# Exercise requirements:
Read through the data and report every line in which the word "product" occurs.

# Given entries:
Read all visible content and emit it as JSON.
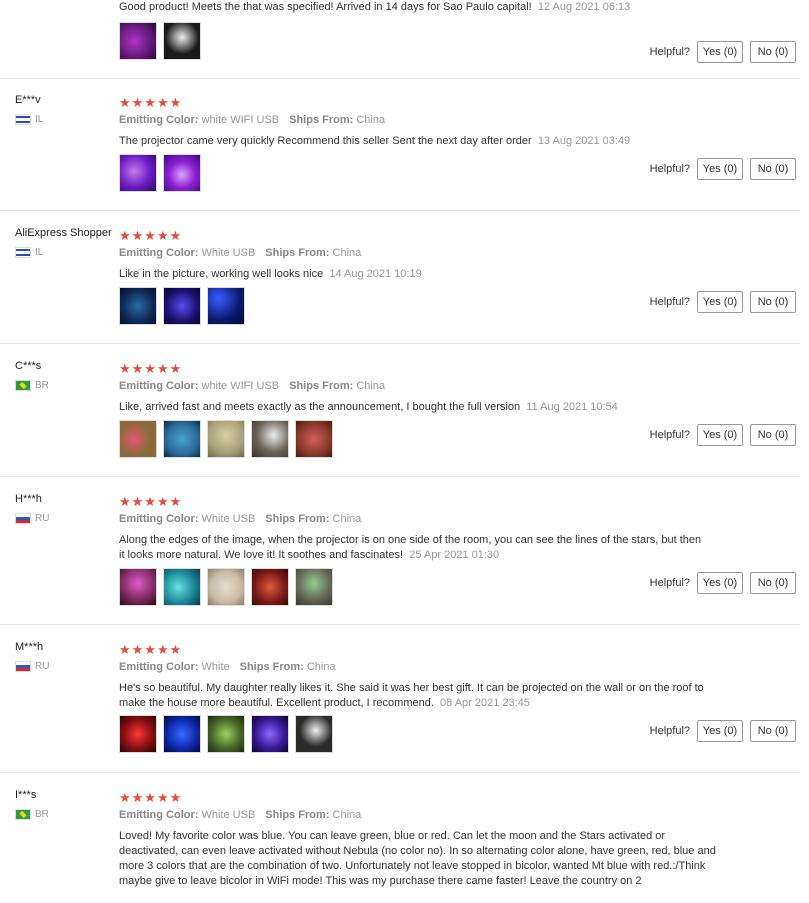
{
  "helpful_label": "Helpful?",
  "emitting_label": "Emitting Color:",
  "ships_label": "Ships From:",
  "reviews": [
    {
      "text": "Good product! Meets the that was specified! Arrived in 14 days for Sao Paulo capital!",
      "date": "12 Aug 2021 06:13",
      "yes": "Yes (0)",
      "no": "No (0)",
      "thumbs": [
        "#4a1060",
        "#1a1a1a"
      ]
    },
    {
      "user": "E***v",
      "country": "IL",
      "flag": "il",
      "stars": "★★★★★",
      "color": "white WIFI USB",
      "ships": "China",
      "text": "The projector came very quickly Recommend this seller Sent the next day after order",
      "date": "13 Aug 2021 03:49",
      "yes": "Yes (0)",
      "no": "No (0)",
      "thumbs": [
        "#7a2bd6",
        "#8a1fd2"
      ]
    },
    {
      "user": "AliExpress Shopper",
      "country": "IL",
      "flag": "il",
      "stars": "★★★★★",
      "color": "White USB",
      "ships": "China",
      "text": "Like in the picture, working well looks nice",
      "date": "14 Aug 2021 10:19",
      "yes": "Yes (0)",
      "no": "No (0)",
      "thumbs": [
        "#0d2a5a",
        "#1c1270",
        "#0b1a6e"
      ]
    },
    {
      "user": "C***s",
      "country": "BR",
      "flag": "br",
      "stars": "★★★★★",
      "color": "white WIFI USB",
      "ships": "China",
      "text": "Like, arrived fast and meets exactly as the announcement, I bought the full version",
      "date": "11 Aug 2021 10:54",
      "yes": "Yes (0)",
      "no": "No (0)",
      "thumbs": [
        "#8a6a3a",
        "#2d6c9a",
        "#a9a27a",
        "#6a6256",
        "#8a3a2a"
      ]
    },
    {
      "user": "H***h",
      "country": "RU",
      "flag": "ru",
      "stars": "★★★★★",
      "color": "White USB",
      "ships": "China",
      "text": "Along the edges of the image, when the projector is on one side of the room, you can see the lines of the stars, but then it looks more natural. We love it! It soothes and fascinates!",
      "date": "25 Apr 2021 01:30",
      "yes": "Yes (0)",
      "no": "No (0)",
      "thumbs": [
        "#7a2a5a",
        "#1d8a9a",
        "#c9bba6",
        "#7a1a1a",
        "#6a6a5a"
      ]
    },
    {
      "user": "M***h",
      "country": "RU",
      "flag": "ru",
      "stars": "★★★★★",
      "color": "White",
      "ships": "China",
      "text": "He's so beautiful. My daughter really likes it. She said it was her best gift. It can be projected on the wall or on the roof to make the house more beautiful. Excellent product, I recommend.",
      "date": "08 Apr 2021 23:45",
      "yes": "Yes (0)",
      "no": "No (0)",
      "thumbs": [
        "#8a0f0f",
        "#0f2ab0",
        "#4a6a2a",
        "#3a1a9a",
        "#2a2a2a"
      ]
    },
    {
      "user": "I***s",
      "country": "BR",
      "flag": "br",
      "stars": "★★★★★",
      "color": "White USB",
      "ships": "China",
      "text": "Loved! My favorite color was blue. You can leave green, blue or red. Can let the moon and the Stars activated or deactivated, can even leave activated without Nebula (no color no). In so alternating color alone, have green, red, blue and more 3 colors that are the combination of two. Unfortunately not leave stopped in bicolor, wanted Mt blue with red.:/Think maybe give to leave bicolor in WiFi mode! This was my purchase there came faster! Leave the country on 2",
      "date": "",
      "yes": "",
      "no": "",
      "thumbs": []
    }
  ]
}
...
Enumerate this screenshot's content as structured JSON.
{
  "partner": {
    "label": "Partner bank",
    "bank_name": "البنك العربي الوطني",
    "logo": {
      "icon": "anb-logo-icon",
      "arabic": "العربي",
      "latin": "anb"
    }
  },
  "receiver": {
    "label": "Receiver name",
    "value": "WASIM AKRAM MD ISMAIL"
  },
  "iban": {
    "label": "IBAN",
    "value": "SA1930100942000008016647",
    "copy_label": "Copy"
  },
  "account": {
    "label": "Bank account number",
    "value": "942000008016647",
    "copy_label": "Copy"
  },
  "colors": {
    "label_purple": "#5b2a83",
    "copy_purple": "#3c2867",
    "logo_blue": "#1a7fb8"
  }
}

# Written solution:
      "text": "Good product! Meets the that was specified! Arrived in 14 days for Sao Paulo capital!",
      "text": "He's so beautiful. My daughter really likes it. She said it was her best gift. It can be projected on the wall or on the roof to make the house more beautiful. Excellent product, I recommend.",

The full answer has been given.